What is expected -
Skip the pictures. Copy all the rest of the records down exactly.

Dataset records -
....................
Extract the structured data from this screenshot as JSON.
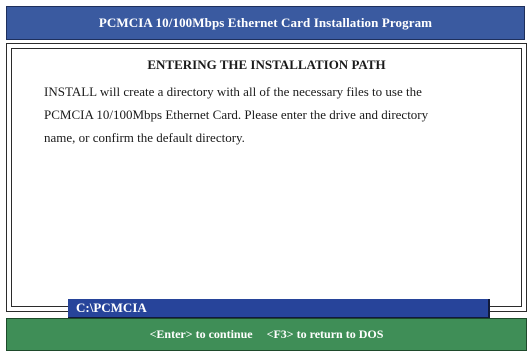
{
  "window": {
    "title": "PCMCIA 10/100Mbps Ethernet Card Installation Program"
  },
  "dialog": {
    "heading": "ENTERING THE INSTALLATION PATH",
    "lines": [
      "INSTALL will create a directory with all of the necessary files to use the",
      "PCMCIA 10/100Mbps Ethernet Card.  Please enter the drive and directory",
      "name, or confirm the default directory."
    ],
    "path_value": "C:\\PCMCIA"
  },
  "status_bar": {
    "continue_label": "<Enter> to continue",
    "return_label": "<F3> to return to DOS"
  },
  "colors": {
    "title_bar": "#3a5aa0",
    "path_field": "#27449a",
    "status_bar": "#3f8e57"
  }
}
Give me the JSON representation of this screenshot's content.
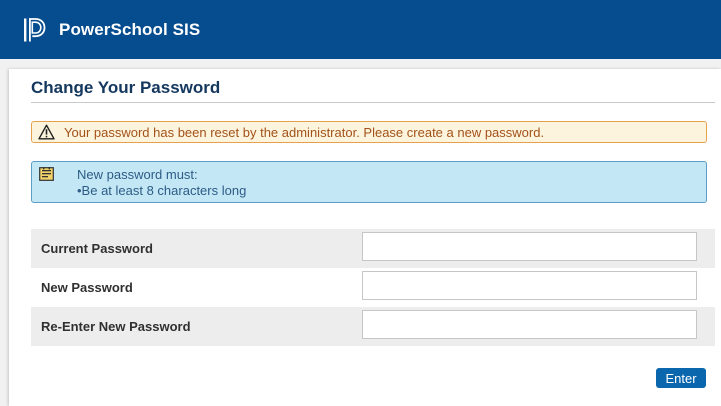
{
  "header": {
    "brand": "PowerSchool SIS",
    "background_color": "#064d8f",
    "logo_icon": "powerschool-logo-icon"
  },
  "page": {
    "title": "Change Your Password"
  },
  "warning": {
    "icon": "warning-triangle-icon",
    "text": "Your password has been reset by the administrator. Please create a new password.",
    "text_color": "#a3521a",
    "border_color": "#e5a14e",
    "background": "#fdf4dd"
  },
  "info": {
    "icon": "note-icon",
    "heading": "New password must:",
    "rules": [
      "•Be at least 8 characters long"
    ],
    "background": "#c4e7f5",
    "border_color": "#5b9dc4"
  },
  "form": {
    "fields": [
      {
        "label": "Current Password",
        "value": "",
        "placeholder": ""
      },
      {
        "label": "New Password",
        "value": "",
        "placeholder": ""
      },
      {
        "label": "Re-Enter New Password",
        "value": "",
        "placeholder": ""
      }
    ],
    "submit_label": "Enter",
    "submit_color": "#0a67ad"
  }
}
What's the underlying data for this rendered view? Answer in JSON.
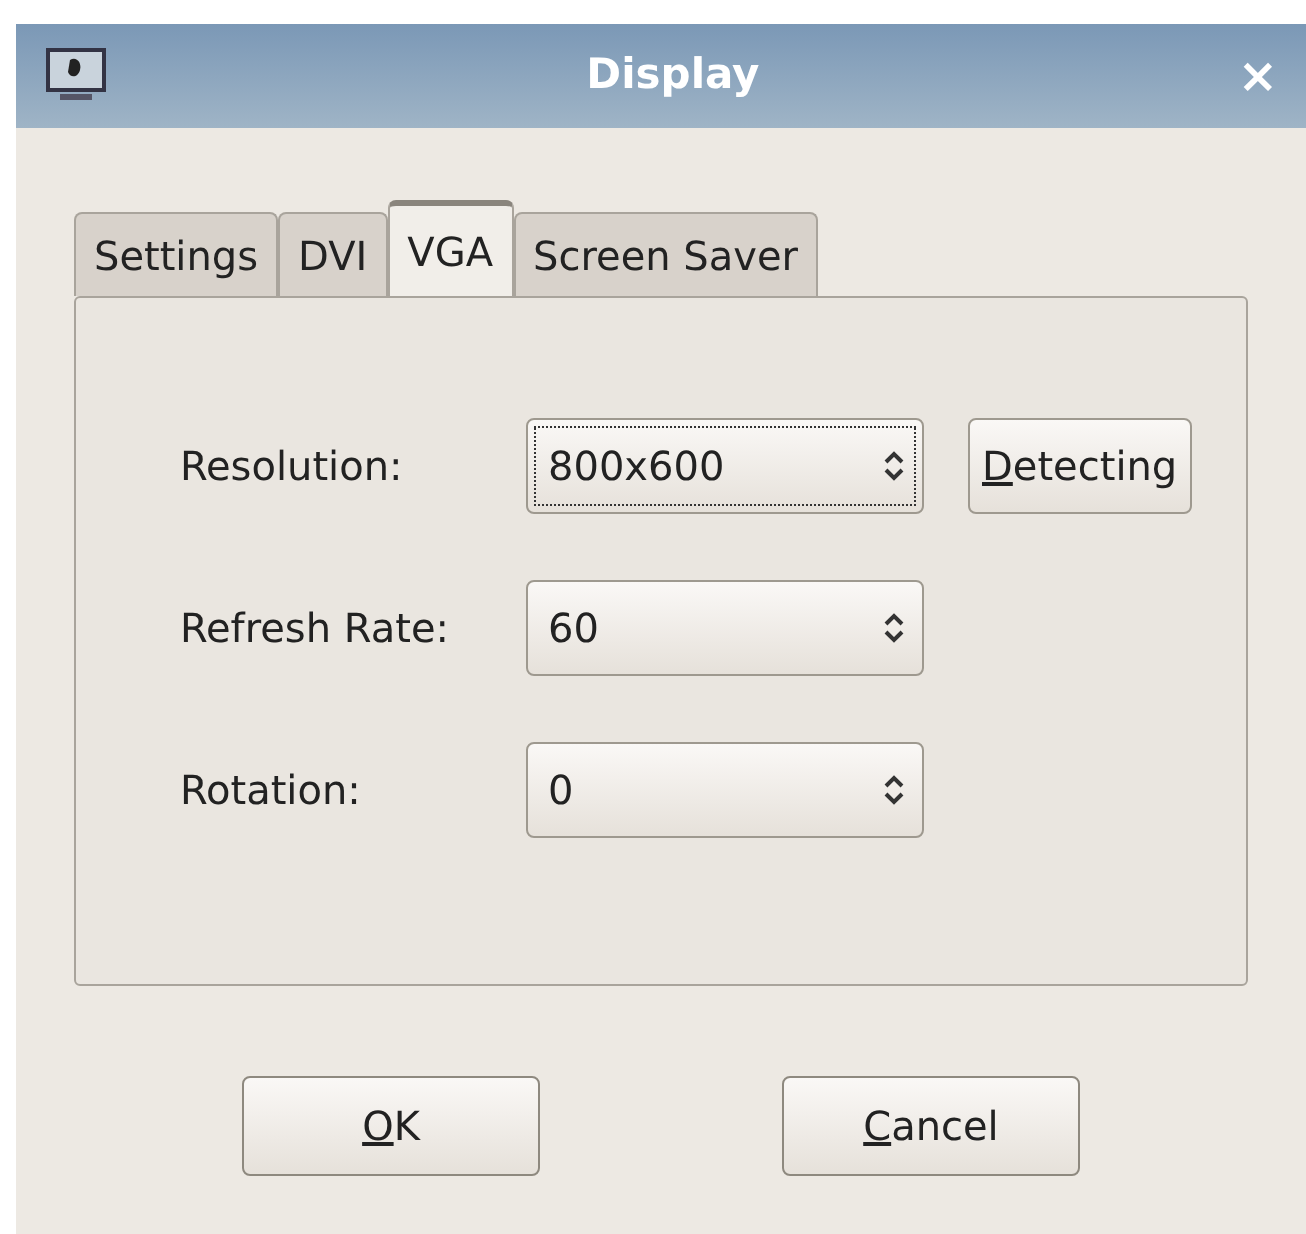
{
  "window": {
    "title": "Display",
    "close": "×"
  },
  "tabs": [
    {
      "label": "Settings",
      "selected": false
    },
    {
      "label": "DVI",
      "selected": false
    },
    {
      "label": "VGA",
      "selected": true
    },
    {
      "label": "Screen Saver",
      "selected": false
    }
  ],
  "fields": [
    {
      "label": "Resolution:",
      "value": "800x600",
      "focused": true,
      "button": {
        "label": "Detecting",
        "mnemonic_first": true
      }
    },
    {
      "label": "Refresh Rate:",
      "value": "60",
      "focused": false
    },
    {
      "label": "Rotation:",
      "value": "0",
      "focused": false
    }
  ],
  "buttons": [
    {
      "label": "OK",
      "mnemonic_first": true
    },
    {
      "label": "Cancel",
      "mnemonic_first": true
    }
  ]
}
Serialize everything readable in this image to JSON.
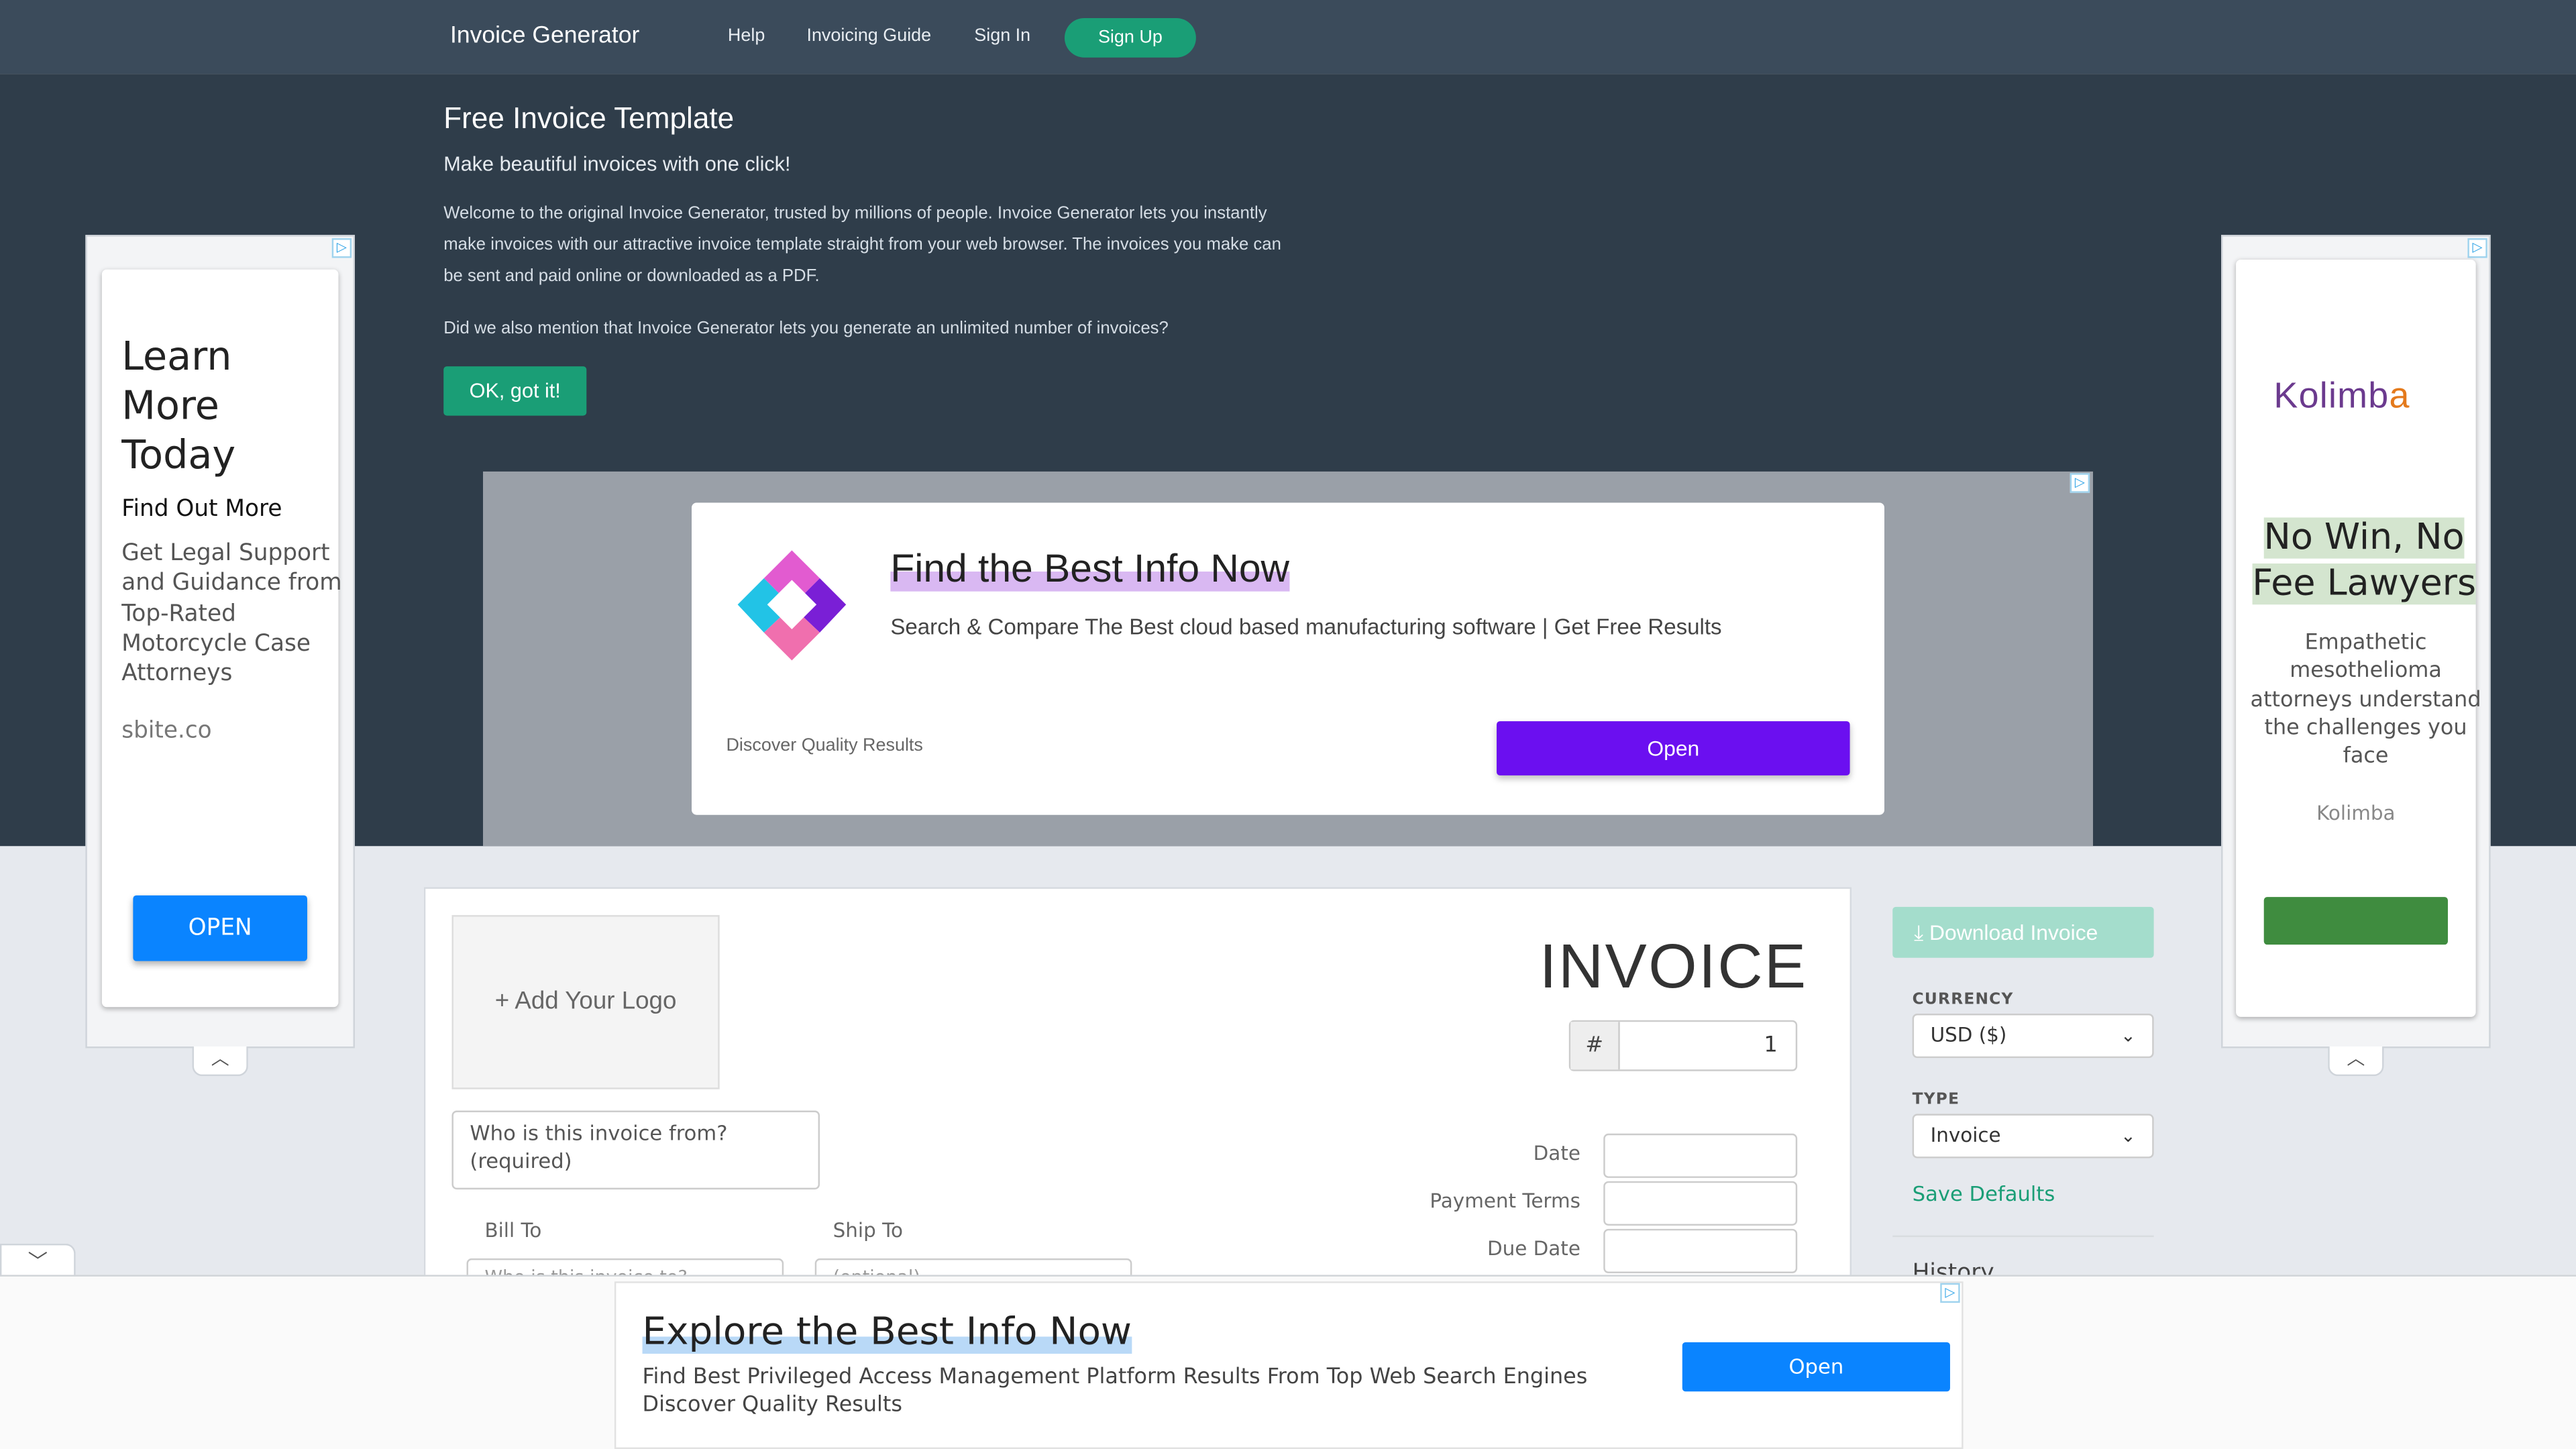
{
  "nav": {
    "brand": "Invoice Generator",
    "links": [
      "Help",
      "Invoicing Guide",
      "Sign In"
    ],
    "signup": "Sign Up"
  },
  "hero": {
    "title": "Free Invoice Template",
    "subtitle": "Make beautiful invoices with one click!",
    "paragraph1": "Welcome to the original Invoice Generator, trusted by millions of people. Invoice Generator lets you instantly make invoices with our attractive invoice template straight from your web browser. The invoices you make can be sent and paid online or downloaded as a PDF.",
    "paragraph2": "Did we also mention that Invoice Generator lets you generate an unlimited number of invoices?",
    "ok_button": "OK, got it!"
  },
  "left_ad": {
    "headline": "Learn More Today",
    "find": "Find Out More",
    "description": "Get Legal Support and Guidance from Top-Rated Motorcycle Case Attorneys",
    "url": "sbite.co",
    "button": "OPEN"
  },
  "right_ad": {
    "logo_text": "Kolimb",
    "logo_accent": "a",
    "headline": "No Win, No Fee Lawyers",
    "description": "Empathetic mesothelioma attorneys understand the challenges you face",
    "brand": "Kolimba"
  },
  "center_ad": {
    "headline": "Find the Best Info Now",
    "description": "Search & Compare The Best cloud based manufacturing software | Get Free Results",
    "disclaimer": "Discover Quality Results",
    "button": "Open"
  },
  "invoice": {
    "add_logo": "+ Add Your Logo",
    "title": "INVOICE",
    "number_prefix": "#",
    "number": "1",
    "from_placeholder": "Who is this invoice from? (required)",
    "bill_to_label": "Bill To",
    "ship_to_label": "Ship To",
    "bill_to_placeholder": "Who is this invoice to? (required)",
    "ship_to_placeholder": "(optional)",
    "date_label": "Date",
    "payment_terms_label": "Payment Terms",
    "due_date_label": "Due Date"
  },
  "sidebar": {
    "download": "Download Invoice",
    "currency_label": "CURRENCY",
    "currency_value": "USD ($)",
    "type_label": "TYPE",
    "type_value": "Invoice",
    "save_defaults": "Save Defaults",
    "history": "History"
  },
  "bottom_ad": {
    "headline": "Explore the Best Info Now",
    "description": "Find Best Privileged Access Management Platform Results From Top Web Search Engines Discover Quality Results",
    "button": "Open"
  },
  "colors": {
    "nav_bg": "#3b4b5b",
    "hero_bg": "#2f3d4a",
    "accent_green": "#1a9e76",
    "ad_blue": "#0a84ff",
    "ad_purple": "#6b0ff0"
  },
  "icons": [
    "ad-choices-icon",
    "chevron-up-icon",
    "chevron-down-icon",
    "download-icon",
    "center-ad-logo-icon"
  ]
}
....................
Result for this task -
Extract the structured data from this screenshot as JSON.
{
  "window": {
    "title": "PCMCIA 10/100Mbps Ethernet Card Installation Program"
  },
  "dialog": {
    "heading": "ENTERING THE INSTALLATION PATH",
    "lines": [
      "INSTALL will create a directory with all of the necessary files to use the",
      "PCMCIA 10/100Mbps Ethernet Card.  Please enter the drive and directory",
      "name, or confirm the default directory."
    ],
    "path_value": "C:\\PCMCIA"
  },
  "status_bar": {
    "continue_label": "<Enter> to continue",
    "return_label": "<F3> to return to DOS"
  },
  "colors": {
    "title_bar": "#3a5aa0",
    "path_field": "#27449a",
    "status_bar": "#3f8e57"
  }
}
Give me the JSON representation of this screenshot's content.
{
  "header": {
    "brand": "PowerSchool SIS",
    "background_color": "#064d8f",
    "logo_icon": "powerschool-logo-icon"
  },
  "page": {
    "title": "Change Your Password"
  },
  "warning": {
    "icon": "warning-triangle-icon",
    "text": "Your password has been reset by the administrator. Please create a new password.",
    "text_color": "#a3521a",
    "border_color": "#e5a14e",
    "background": "#fdf4dd"
  },
  "info": {
    "icon": "note-icon",
    "heading": "New password must:",
    "rules": [
      "•Be at least 8 characters long"
    ],
    "background": "#c4e7f5",
    "border_color": "#5b9dc4"
  },
  "form": {
    "fields": [
      {
        "label": "Current Password",
        "value": "",
        "placeholder": ""
      },
      {
        "label": "New Password",
        "value": "",
        "placeholder": ""
      },
      {
        "label": "Re-Enter New Password",
        "value": "",
        "placeholder": ""
      }
    ],
    "submit_label": "Enter",
    "submit_color": "#0a67ad"
  }
}
What's the underlying data for this rendered view? Answer in JSON.
{
  "window": {
    "title": "Display",
    "close": "×"
  },
  "tabs": [
    {
      "label": "Settings",
      "selected": false
    },
    {
      "label": "DVI",
      "selected": false
    },
    {
      "label": "VGA",
      "selected": true
    },
    {
      "label": "Screen Saver",
      "selected": false
    }
  ],
  "fields": [
    {
      "label": "Resolution:",
      "value": "800x600",
      "focused": true,
      "button": {
        "label": "Detecting",
        "mnemonic_first": true
      }
    },
    {
      "label": "Refresh Rate:",
      "value": "60",
      "focused": false
    },
    {
      "label": "Rotation:",
      "value": "0",
      "focused": false
    }
  ],
  "buttons": [
    {
      "label": "OK",
      "mnemonic_first": true
    },
    {
      "label": "Cancel",
      "mnemonic_first": true
    }
  ]
}
Serialize everything readable in this image to JSON.
{
  "nav": {
    "brand": "Invoice Generator",
    "links": [
      "Help",
      "Invoicing Guide",
      "Sign In"
    ],
    "signup": "Sign Up"
  },
  "hero": {
    "title": "Free Invoice Template",
    "subtitle": "Make beautiful invoices with one click!",
    "paragraph1": "Welcome to the original Invoice Generator, trusted by millions of people. Invoice Generator lets you instantly make invoices with our attractive invoice template straight from your web browser. The invoices you make can be sent and paid online or downloaded as a PDF.",
    "paragraph2": "Did we also mention that Invoice Generator lets you generate an unlimited number of invoices?",
    "ok_button": "OK, got it!"
  },
  "left_ad": {
    "headline": "Learn More Today",
    "find": "Find Out More",
    "description": "Get Legal Support and Guidance from Top-Rated Motorcycle Case Attorneys",
    "url": "sbite.co",
    "button": "OPEN"
  },
  "right_ad": {
    "logo_text": "Kolimb",
    "logo_accent": "a",
    "headline": "No Win, No Fee Lawyers",
    "description": "Empathetic mesothelioma attorneys understand the challenges you face",
    "brand": "Kolimba"
  },
  "center_ad": {
    "headline": "Find the Best Info Now",
    "description": "Search & Compare The Best cloud based manufacturing software | Get Free Results",
    "disclaimer": "Discover Quality Results",
    "button": "Open"
  },
  "invoice": {
    "add_logo": "+ Add Your Logo",
    "title": "INVOICE",
    "number_prefix": "#",
    "number": "1",
    "from_placeholder": "Who is this invoice from? (required)",
    "bill_to_label": "Bill To",
    "ship_to_label": "Ship To",
    "bill_to_placeholder": "Who is this invoice to? (required)",
    "ship_to_placeholder": "(optional)",
    "date_label": "Date",
    "payment_terms_label": "Payment Terms",
    "due_date_label": "Due Date"
  },
  "sidebar": {
    "download": "Download Invoice",
    "currency_label": "CURRENCY",
    "currency_value": "USD ($)",
    "type_label": "TYPE",
    "type_value": "Invoice",
    "save_defaults": "Save Defaults",
    "history": "History"
  },
  "bottom_ad": {
    "headline": "Explore the Best Info Now",
    "description": "Find Best Privileged Access Management Platform Results From Top Web Search Engines Discover Quality Results",
    "button": "Open"
  },
  "colors": {
    "nav_bg": "#3b4b5b",
    "hero_bg": "#2f3d4a",
    "accent_green": "#1a9e76",
    "ad_blue": "#0a84ff",
    "ad_purple": "#6b0ff0"
  },
  "icons": [
    "ad-choices-icon",
    "chevron-up-icon",
    "chevron-down-icon",
    "download-icon",
    "center-ad-logo-icon"
  ]
}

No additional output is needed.